Locate every line in the records below that holds the word "social" and return each one.

begin SUPPLIED MATERIAL

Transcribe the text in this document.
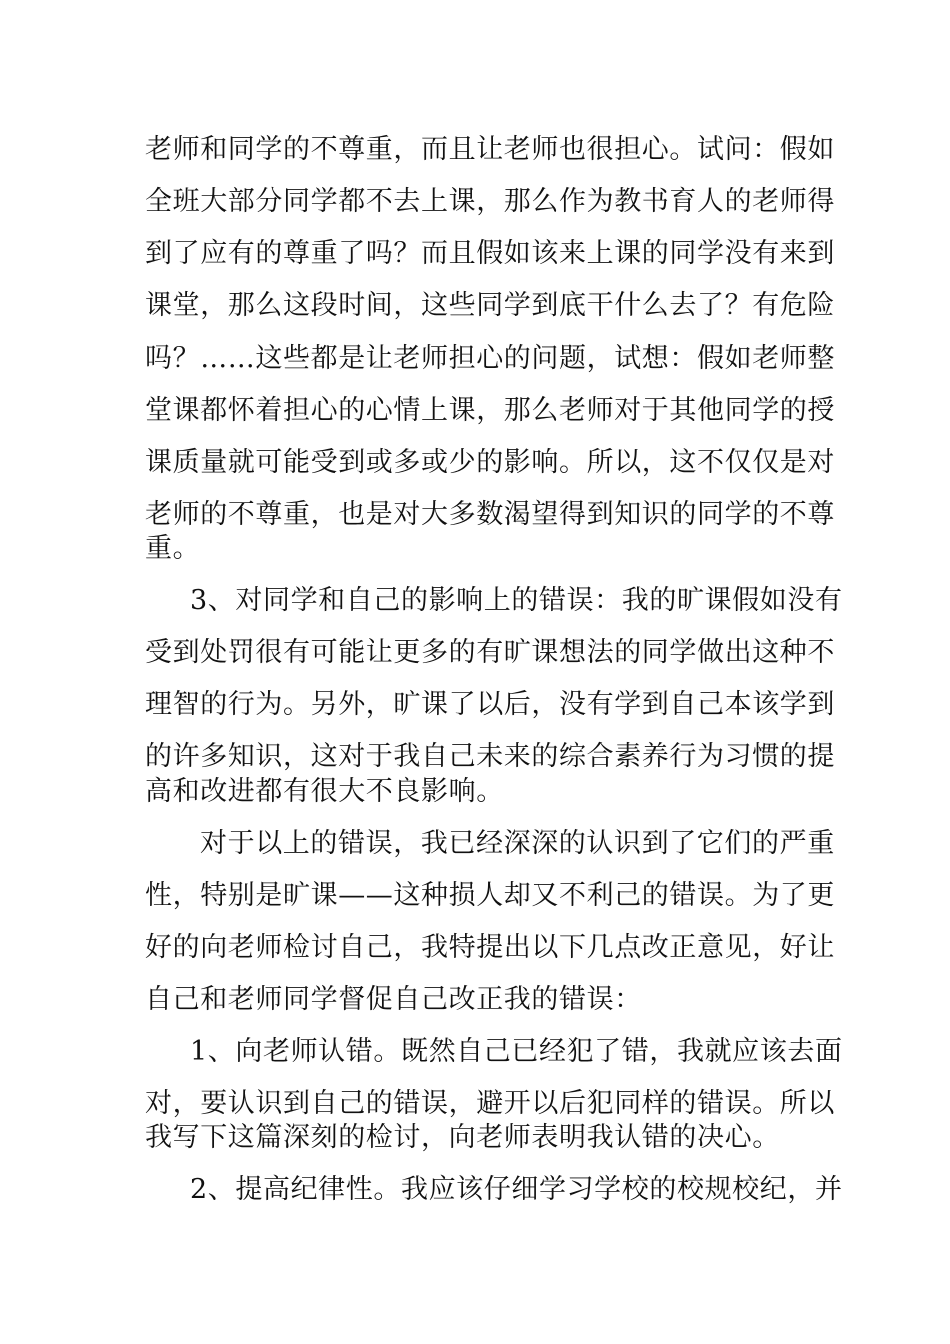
老师和同学的不尊重，而且让老师也很担心。试问：假如
全班大部分同学都不去上课，那么作为教书育人的老师得
到了应有的尊重了吗？而且假如该来上课的同学没有来到
课堂，那么这段时间，这些同学到底干什么去了？有危险
吗？……这些都是让老师担心的问题，试想：假如老师整
堂课都怀着担心的心情上课，那么老师对于其他同学的授
课质量就可能受到或多或少的影响。所以，这不仅仅是对
老师的不尊重，也是对大多数渴望得到知识的同学的不尊
重。
3、对同学和自己的影响上的错误：我的旷课假如没有
受到处罚很有可能让更多的有旷课想法的同学做出这种不
理智的行为。另外，旷课了以后，没有学到自己本该学到
的许多知识，这对于我自己未来的综合素养行为习惯的提
高和改进都有很大不良影响。
对于以上的错误，我已经深深的认识到了它们的严重
性，特别是旷课——这种损人却又不利己的错误。为了更
好的向老师检讨自己，我特提出以下几点改正意见，好让
自己和老师同学督促自己改正我的错误：
1、向老师认错。既然自己已经犯了错，我就应该去面
对，要认识到自己的错误，避开以后犯同样的错误。所以
我写下这篇深刻的检讨，向老师表明我认错的决心。
2、提高纪律性。我应该仔细学习学校的校规校纪，并
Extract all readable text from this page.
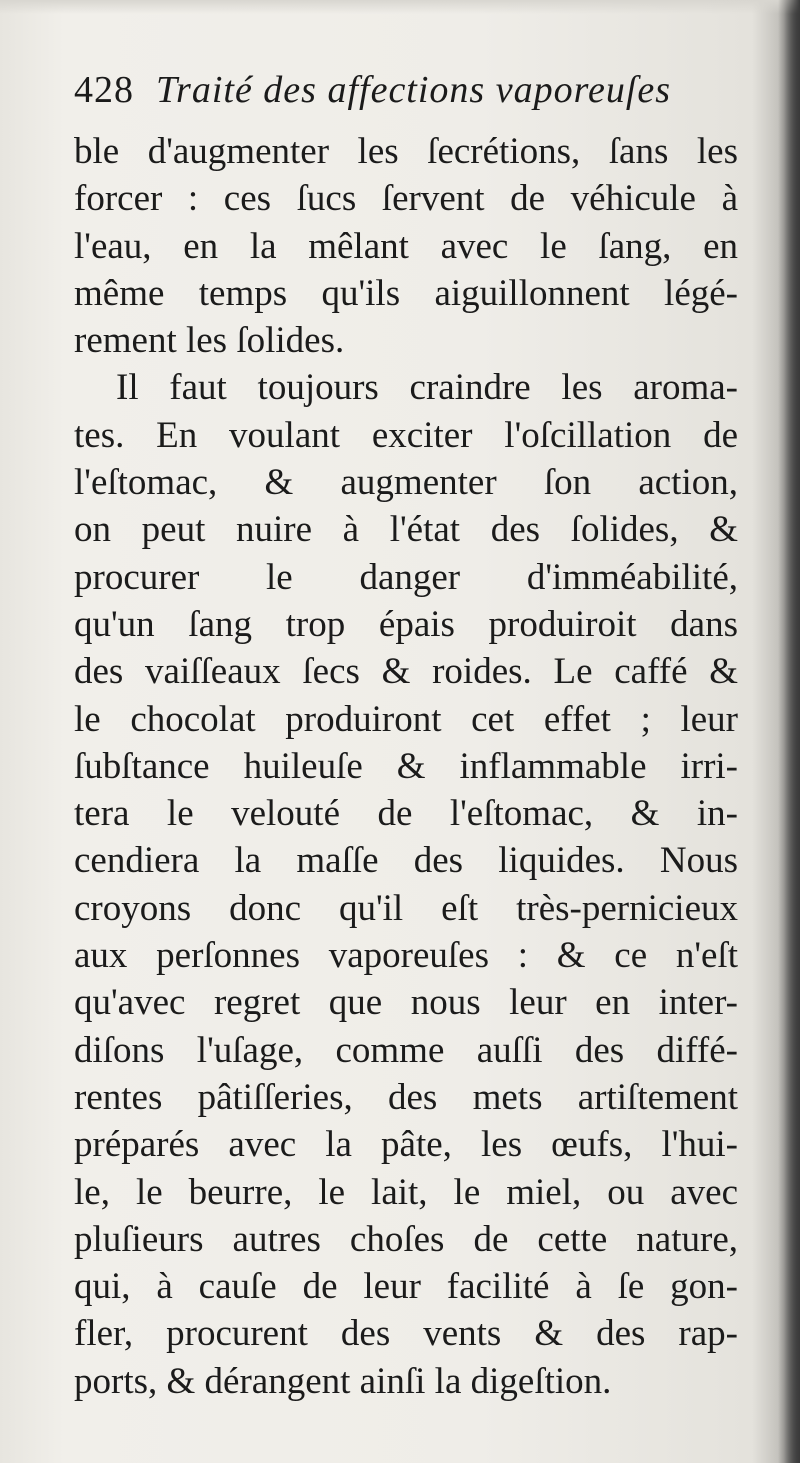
428 Traité des affections vaporeuſes
ble d'augmenter les ſecrétions, ſans les
forcer : ces ſucs ſervent de véhicule à
l'eau, en la mêlant avec le ſang, en
même temps qu'ils aiguillonnent légé-
rement les ſolides.
Il faut toujours craindre les aroma-
tes. En voulant exciter l'oſcillation de
l'eſtomac, & augmenter ſon action,
on peut nuire à l'état des ſolides, &
procurer le danger d'imméabilité,
qu'un ſang trop épais produiroit dans
des vaiſſeaux ſecs & roides. Le caffé &
le chocolat produiront cet effet ; leur
ſubſtance huileuſe & inflammable irri-
tera le velouté de l'eſtomac, & in-
cendiera la maſſe des liquides. Nous
croyons donc qu'il eſt très-pernicieux
aux perſonnes vaporeuſes : & ce n'eſt
qu'avec regret que nous leur en inter-
diſons l'uſage, comme auſſi des diffé-
rentes pâtiſſeries, des mets artiſtement
préparés avec la pâte, les œufs, l'hui-
le, le beurre, le lait, le miel, ou avec
pluſieurs autres choſes de cette nature,
qui, à cauſe de leur facilité à ſe gon-
fler, procurent des vents & des rap-
ports, & dérangent ainſi la digeſtion.
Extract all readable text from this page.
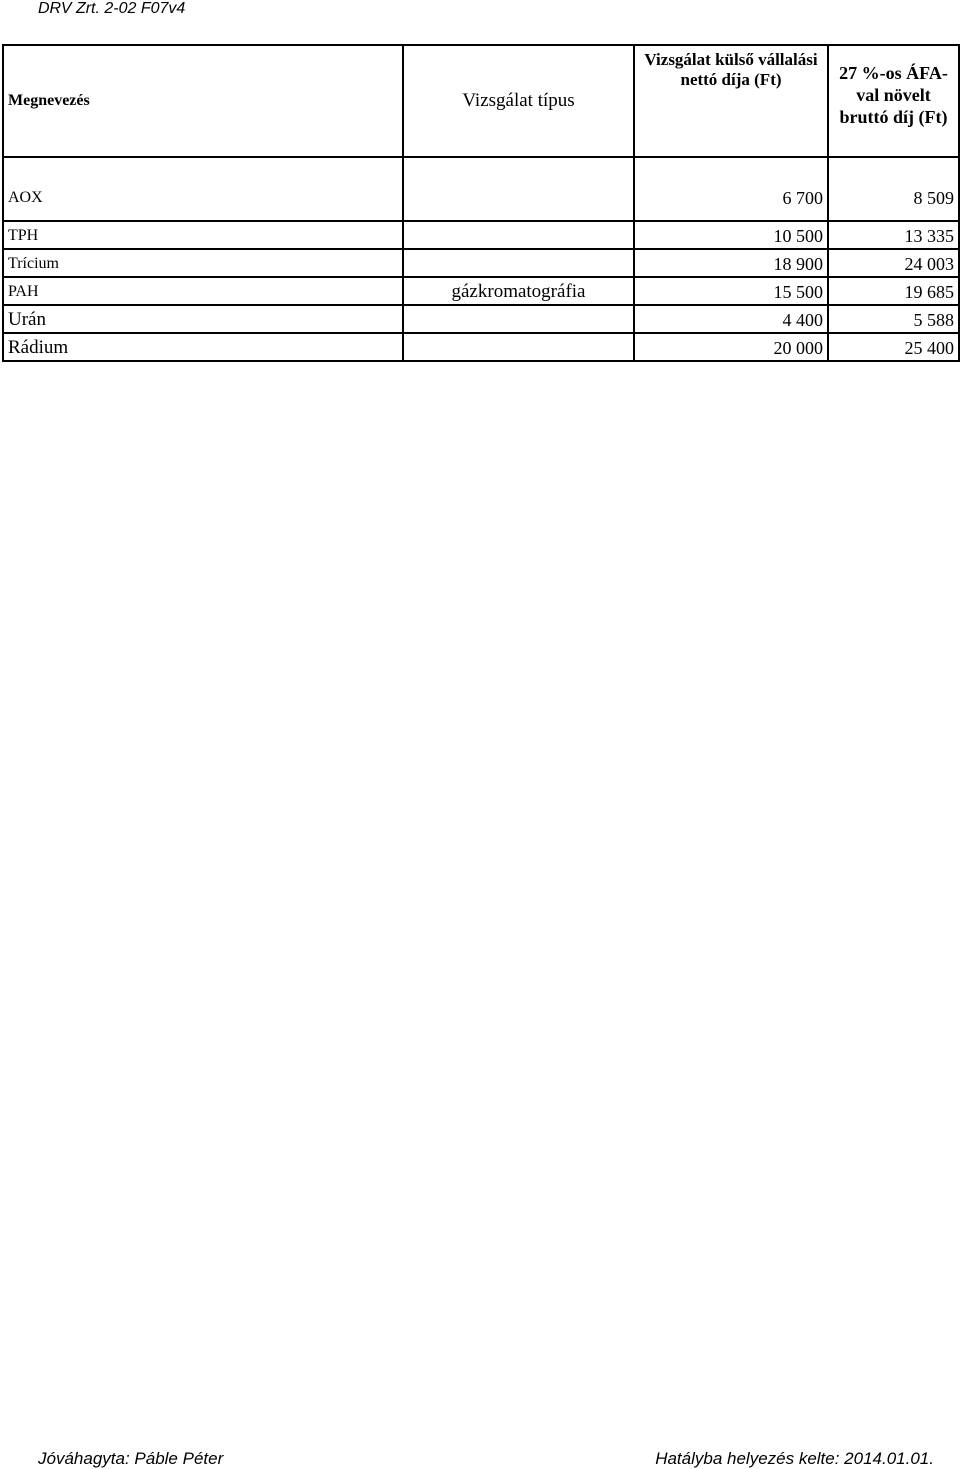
DRV Zrt. 2-02 F07v4
Megnevezés	Vizsgálat típus	Vizsgálat külső vállalási nettó díja (Ft)	27 %-os ÁFA-val növelt bruttó díj (Ft)
AOX		6 700	8 509
TPH		10 500	13 335
Trícium		18 900	24 003
PAH	gázkromatográfia	15 500	19 685
Urán		4 400	5 588
Rádium		20 000	25 400
Jóváhagyta: Páble Péter	Hatályba helyezés kelte: 2014.01.01.
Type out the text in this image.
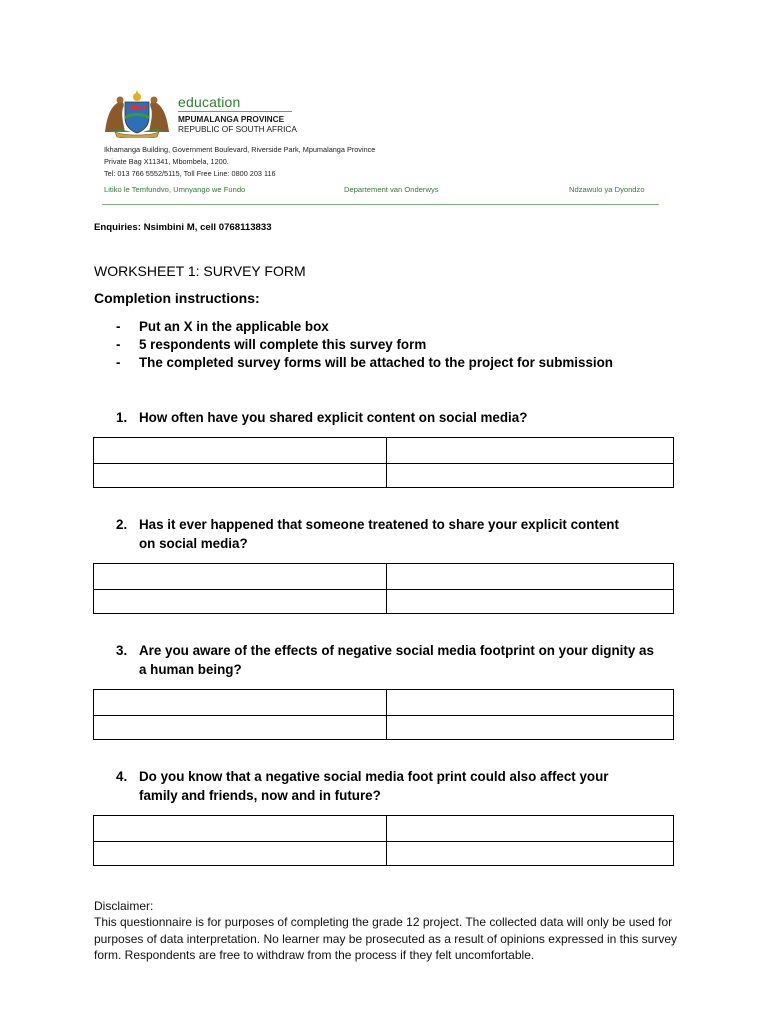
education
MPUMALANGA PROVINCE
REPUBLIC OF SOUTH AFRICA
Ikhamanga Building, Government Boulevard, Riverside Park, Mpumalanga Province
Private Bag X11341, Mbombela, 1200.
Tel: 013 766 5552/5115, Toll Free Line: 0800 203 116
Litiko le Temfundvo, Umnyango we Fundo	Departement van Onderwys	Ndzawulo ya Dyondzo
Enquiries: Nsimbini M, cell 0768113833
WORKSHEET 1: SURVEY FORM
Completion instructions:
- Put an X in the applicable box
- 5 respondents will complete this survey form
- The completed survey forms will be attached to the project for submission
1. How often have you shared explicit content on social media?
2. Has it ever happened that someone treatened to share your explicit content on social media?
3. Are you aware of the effects of negative social media footprint on your dignity as a human being?
4. Do you know that a negative social media foot print could also affect your family and friends, now and in future?
Disclaimer:
This questionnaire is for purposes of completing the grade 12 project. The collected data will only be used for purposes of data interpretation. No learner may be prosecuted as a result of opinions expressed in this survey form. Respondents are free to withdraw from the process if they felt uncomfortable.
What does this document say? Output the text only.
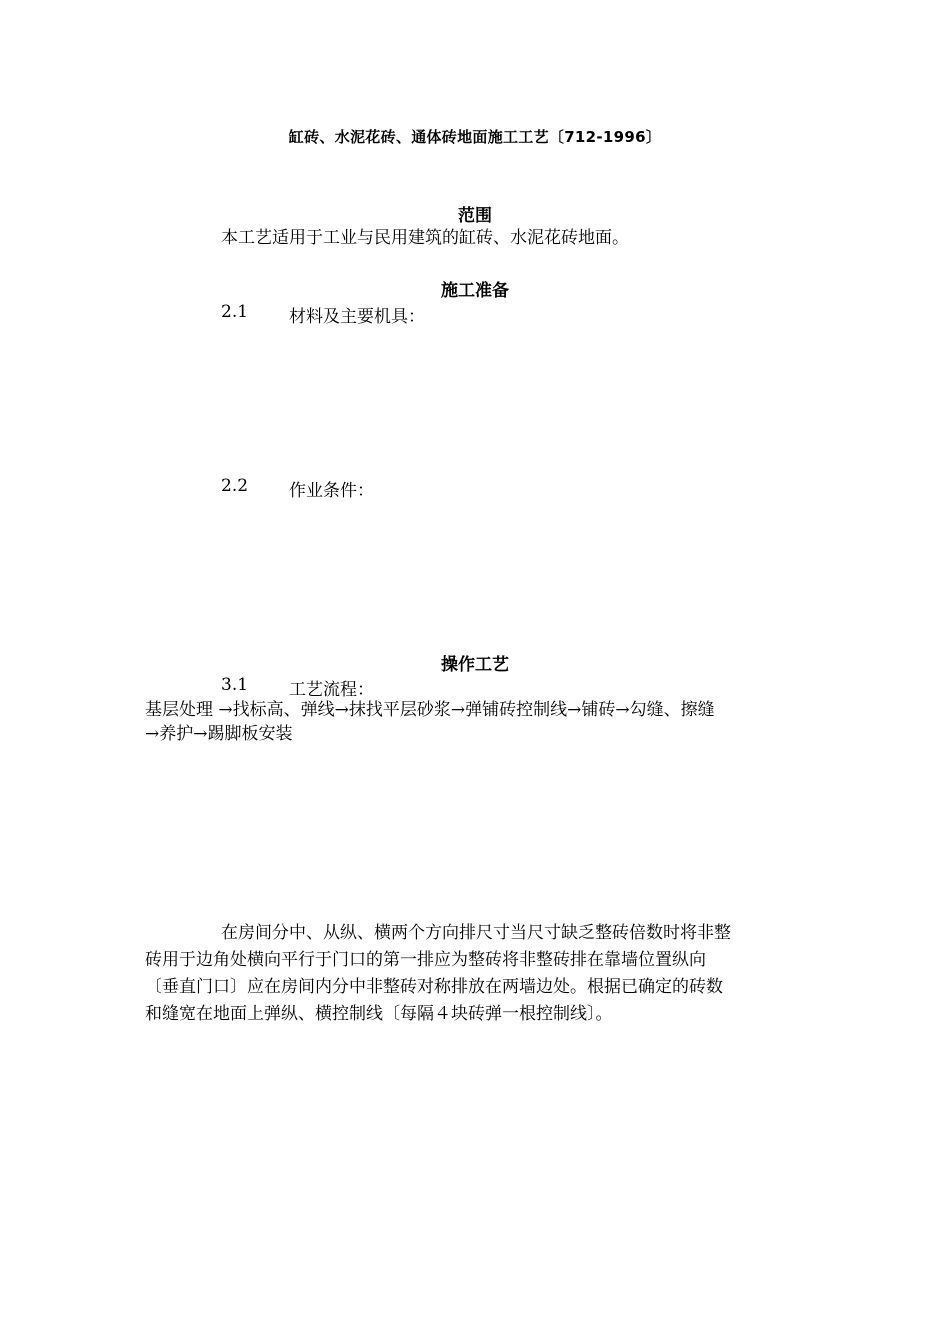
缸砖、水泥花砖、通体砖地面施工工艺〔712-1996〕
范围
本工艺适用于工业与民用建筑的缸砖、水泥花砖地面。
施工准备
2.1 材料及主要机具：
2.2 作业条件：
操作工艺
3.1 工艺流程：
基层处理 →找标高、弹线→抹找平层砂浆→弹铺砖控制线→铺砖→勾缝、擦缝
→养护→踢脚板安装
在房间分中、从纵、横两个方向排尺寸当尺寸缺乏整砖倍数时将非整
砖用于边角处横向平行于门口的第一排应为整砖将非整砖排在靠墙位置纵向
〔垂直门口〕应在房间内分中非整砖对称排放在两墙边处。根据已确定的砖数
和缝宽在地面上弹纵、横控制线〔每隔４块砖弹一根控制线〕。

end SUPPLIED MATERIAL

[EXERCISE ANSWER]
1. How often have you shared explicit content on social media?
2. Has it ever happened that someone treatened to share your explicit content on social media?
3. Are you aware of the effects of negative social media footprint on your dignity as a human being?
4. Do you know that a negative social media foot print could also affect your family and friends, now and in future?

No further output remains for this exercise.